**WHAT THE TASK ASKS**
Please print every record below exactly as it appears.

**Figure dataset records**
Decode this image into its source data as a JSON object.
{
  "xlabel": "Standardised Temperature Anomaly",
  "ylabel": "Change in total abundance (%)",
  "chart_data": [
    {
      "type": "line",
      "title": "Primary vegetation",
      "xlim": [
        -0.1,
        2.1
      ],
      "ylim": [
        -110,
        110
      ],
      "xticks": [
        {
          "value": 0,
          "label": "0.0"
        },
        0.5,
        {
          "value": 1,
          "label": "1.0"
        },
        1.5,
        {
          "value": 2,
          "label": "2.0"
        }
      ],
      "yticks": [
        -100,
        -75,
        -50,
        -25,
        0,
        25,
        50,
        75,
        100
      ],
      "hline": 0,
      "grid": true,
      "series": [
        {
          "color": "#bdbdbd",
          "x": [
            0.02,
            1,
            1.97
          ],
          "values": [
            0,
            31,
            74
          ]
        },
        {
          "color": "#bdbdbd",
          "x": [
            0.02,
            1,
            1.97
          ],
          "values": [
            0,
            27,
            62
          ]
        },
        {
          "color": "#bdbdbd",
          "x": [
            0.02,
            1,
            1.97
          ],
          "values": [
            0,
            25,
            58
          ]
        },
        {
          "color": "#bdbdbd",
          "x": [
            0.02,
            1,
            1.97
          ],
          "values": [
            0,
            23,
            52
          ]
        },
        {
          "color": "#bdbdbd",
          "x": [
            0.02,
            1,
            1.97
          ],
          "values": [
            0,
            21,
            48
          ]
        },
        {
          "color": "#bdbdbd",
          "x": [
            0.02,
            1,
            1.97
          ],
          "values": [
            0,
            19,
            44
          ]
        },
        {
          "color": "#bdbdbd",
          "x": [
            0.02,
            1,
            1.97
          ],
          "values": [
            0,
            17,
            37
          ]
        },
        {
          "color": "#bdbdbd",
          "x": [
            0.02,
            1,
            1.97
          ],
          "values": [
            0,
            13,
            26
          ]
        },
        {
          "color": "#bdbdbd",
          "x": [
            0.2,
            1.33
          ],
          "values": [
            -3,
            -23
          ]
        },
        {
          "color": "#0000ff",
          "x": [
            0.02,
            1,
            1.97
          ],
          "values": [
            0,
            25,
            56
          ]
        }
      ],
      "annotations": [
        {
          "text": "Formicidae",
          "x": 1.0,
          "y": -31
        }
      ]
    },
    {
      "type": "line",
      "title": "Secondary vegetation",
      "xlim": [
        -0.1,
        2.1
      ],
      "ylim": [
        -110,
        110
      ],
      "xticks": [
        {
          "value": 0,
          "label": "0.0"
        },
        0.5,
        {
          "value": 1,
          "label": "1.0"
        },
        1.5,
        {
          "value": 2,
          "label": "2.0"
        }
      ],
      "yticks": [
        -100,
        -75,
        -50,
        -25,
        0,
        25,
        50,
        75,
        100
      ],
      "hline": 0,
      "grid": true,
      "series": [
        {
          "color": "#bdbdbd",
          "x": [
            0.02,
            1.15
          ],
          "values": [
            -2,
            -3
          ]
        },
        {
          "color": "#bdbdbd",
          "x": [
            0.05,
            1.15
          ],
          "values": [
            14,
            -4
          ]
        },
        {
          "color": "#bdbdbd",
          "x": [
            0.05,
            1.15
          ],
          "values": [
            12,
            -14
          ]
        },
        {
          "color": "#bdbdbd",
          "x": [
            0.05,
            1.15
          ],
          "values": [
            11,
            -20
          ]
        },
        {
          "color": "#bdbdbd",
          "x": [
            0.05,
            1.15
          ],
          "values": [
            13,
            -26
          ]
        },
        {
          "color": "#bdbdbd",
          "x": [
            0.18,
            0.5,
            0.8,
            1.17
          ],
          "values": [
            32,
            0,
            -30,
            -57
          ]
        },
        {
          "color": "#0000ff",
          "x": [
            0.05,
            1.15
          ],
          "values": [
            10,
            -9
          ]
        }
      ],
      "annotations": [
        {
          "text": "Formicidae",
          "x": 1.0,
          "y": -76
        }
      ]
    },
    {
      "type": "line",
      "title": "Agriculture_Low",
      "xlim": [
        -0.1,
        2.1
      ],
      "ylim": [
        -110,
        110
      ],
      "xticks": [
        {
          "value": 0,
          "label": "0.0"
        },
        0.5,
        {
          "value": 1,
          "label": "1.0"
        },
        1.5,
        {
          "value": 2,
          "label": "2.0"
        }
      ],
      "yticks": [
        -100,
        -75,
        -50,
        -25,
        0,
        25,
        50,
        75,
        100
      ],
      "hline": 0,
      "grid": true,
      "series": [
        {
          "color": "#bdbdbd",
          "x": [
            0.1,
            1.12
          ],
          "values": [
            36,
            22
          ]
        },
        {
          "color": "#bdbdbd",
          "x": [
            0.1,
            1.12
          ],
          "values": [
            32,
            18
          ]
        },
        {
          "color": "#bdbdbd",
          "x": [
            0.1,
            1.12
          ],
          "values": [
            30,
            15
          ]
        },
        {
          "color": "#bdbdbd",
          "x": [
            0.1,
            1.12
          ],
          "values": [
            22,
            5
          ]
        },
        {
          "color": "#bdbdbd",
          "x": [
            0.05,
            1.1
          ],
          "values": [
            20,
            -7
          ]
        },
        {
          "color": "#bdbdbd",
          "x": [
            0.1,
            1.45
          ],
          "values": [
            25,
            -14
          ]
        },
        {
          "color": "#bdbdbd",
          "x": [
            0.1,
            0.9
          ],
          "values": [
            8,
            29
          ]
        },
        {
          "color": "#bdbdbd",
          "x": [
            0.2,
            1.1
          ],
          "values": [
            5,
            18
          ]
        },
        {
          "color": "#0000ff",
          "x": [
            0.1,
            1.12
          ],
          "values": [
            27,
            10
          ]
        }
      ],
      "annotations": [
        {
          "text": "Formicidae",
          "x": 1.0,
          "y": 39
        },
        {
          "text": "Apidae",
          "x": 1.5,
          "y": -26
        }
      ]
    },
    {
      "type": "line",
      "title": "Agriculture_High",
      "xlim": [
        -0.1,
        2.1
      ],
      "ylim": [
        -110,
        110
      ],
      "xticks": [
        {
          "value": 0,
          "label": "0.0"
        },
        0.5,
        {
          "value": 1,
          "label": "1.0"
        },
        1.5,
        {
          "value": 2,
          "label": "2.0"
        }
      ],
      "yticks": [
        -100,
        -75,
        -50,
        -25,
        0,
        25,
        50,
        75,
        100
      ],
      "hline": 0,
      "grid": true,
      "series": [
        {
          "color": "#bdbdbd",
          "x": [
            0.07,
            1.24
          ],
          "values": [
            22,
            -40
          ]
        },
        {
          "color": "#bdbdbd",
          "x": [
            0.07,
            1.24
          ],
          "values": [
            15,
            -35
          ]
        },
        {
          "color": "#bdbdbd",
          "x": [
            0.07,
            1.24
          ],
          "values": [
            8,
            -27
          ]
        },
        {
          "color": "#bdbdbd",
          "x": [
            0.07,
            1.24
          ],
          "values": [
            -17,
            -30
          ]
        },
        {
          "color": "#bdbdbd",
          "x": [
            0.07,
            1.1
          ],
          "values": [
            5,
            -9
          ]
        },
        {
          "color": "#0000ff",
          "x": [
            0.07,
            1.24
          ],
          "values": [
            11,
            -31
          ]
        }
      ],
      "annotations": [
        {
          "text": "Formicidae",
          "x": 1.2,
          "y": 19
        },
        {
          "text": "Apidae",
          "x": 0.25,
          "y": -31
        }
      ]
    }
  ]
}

**EXERCISE ANSWER**
Decode this image into its source data as a JSON object.
{
  "xlabel": "Standardised Temperature Anomaly",
  "ylabel": "Change in total abundance (%)",
  "chart_data": [
    {
      "type": "line",
      "title": "Primary vegetation",
      "xlim": [
        -0.1,
        2.1
      ],
      "ylim": [
        -110,
        110
      ],
      "xticks": [
        {
          "value": 0,
          "label": "0.0"
        },
        0.5,
        {
          "value": 1,
          "label": "1.0"
        },
        1.5,
        {
          "value": 2,
          "label": "2.0"
        }
      ],
      "yticks": [
        -100,
        -75,
        -50,
        -25,
        0,
        25,
        50,
        75,
        100
      ],
      "hline": 0,
      "grid": true,
      "series": [
        {
          "color": "#bdbdbd",
          "x": [
            0.02,
            1,
            1.97
          ],
          "values": [
            0,
            31,
            74
          ]
        },
        {
          "color": "#bdbdbd",
          "x": [
            0.02,
            1,
            1.97
          ],
          "values": [
            0,
            27,
            62
          ]
        },
        {
          "color": "#bdbdbd",
          "x": [
            0.02,
            1,
            1.97
          ],
          "values": [
            0,
            25,
            58
          ]
        },
        {
          "color": "#bdbdbd",
          "x": [
            0.02,
            1,
            1.97
          ],
          "values": [
            0,
            23,
            52
          ]
        },
        {
          "color": "#bdbdbd",
          "x": [
            0.02,
            1,
            1.97
          ],
          "values": [
            0,
            21,
            48
          ]
        },
        {
          "color": "#bdbdbd",
          "x": [
            0.02,
            1,
            1.97
          ],
          "values": [
            0,
            19,
            44
          ]
        },
        {
          "color": "#bdbdbd",
          "x": [
            0.02,
            1,
            1.97
          ],
          "values": [
            0,
            17,
            37
          ]
        },
        {
          "color": "#bdbdbd",
          "x": [
            0.02,
            1,
            1.97
          ],
          "values": [
            0,
            13,
            26
          ]
        },
        {
          "color": "#bdbdbd",
          "x": [
            0.2,
            1.33
          ],
          "values": [
            -3,
            -23
          ]
        },
        {
          "color": "#0000ff",
          "x": [
            0.02,
            1,
            1.97
          ],
          "values": [
            0,
            25,
            56
          ]
        }
      ],
      "annotations": [
        {
          "text": "Formicidae",
          "x": 1.0,
          "y": -31
        }
      ]
    },
    {
      "type": "line",
      "title": "Secondary vegetation",
      "xlim": [
        -0.1,
        2.1
      ],
      "ylim": [
        -110,
        110
      ],
      "xticks": [
        {
          "value": 0,
          "label": "0.0"
        },
        0.5,
        {
          "value": 1,
          "label": "1.0"
        },
        1.5,
        {
          "value": 2,
          "label": "2.0"
        }
      ],
      "yticks": [
        -100,
        -75,
        -50,
        -25,
        0,
        25,
        50,
        75,
        100
      ],
      "hline": 0,
      "grid": true,
      "series": [
        {
          "color": "#bdbdbd",
          "x": [
            0.02,
            1.15
          ],
          "values": [
            -2,
            -3
          ]
        },
        {
          "color": "#bdbdbd",
          "x": [
            0.05,
            1.15
          ],
          "values": [
            14,
            -4
          ]
        },
        {
          "color": "#bdbdbd",
          "x": [
            0.05,
            1.15
          ],
          "values": [
            12,
            -14
          ]
        },
        {
          "color": "#bdbdbd",
          "x": [
            0.05,
            1.15
          ],
          "values": [
            11,
            -20
          ]
        },
        {
          "color": "#bdbdbd",
          "x": [
            0.05,
            1.15
          ],
          "values": [
            13,
            -26
          ]
        },
        {
          "color": "#bdbdbd",
          "x": [
            0.18,
            0.5,
            0.8,
            1.17
          ],
          "values": [
            32,
            0,
            -30,
            -57
          ]
        },
        {
          "color": "#0000ff",
          "x": [
            0.05,
            1.15
          ],
          "values": [
            10,
            -9
          ]
        }
      ],
      "annotations": [
        {
          "text": "Formicidae",
          "x": 1.0,
          "y": -76
        }
      ]
    },
    {
      "type": "line",
      "title": "Agriculture_Low",
      "xlim": [
        -0.1,
        2.1
      ],
      "ylim": [
        -110,
        110
      ],
      "xticks": [
        {
          "value": 0,
          "label": "0.0"
        },
        0.5,
        {
          "value": 1,
          "label": "1.0"
        },
        1.5,
        {
          "value": 2,
          "label": "2.0"
        }
      ],
      "yticks": [
        -100,
        -75,
        -50,
        -25,
        0,
        25,
        50,
        75,
        100
      ],
      "hline": 0,
      "grid": true,
      "series": [
        {
          "color": "#bdbdbd",
          "x": [
            0.1,
            1.12
          ],
          "values": [
            36,
            22
          ]
        },
        {
          "color": "#bdbdbd",
          "x": [
            0.1,
            1.12
          ],
          "values": [
            32,
            18
          ]
        },
        {
          "color": "#bdbdbd",
          "x": [
            0.1,
            1.12
          ],
          "values": [
            30,
            15
          ]
        },
        {
          "color": "#bdbdbd",
          "x": [
            0.1,
            1.12
          ],
          "values": [
            22,
            5
          ]
        },
        {
          "color": "#bdbdbd",
          "x": [
            0.05,
            1.1
          ],
          "values": [
            20,
            -7
          ]
        },
        {
          "color": "#bdbdbd",
          "x": [
            0.1,
            1.45
          ],
          "values": [
            25,
            -14
          ]
        },
        {
          "color": "#bdbdbd",
          "x": [
            0.1,
            0.9
          ],
          "values": [
            8,
            29
          ]
        },
        {
          "color": "#bdbdbd",
          "x": [
            0.2,
            1.1
          ],
          "values": [
            5,
            18
          ]
        },
        {
          "color": "#0000ff",
          "x": [
            0.1,
            1.12
          ],
          "values": [
            27,
            10
          ]
        }
      ],
      "annotations": [
        {
          "text": "Formicidae",
          "x": 1.0,
          "y": 39
        },
        {
          "text": "Apidae",
          "x": 1.5,
          "y": -26
        }
      ]
    },
    {
      "type": "line",
      "title": "Agriculture_High",
      "xlim": [
        -0.1,
        2.1
      ],
      "ylim": [
        -110,
        110
      ],
      "xticks": [
        {
          "value": 0,
          "label": "0.0"
        },
        0.5,
        {
          "value": 1,
          "label": "1.0"
        },
        1.5,
        {
          "value": 2,
          "label": "2.0"
        }
      ],
      "yticks": [
        -100,
        -75,
        -50,
        -25,
        0,
        25,
        50,
        75,
        100
      ],
      "hline": 0,
      "grid": true,
      "series": [
        {
          "color": "#bdbdbd",
          "x": [
            0.07,
            1.24
          ],
          "values": [
            22,
            -40
          ]
        },
        {
          "color": "#bdbdbd",
          "x": [
            0.07,
            1.24
          ],
          "values": [
            15,
            -35
          ]
        },
        {
          "color": "#bdbdbd",
          "x": [
            0.07,
            1.24
          ],
          "values": [
            8,
            -27
          ]
        },
        {
          "color": "#bdbdbd",
          "x": [
            0.07,
            1.24
          ],
          "values": [
            -17,
            -30
          ]
        },
        {
          "color": "#bdbdbd",
          "x": [
            0.07,
            1.1
          ],
          "values": [
            5,
            -9
          ]
        },
        {
          "color": "#0000ff",
          "x": [
            0.07,
            1.24
          ],
          "values": [
            11,
            -31
          ]
        }
      ],
      "annotations": [
        {
          "text": "Formicidae",
          "x": 1.2,
          "y": 19
        },
        {
          "text": "Apidae",
          "x": 0.25,
          "y": -31
        }
      ]
    }
  ]
}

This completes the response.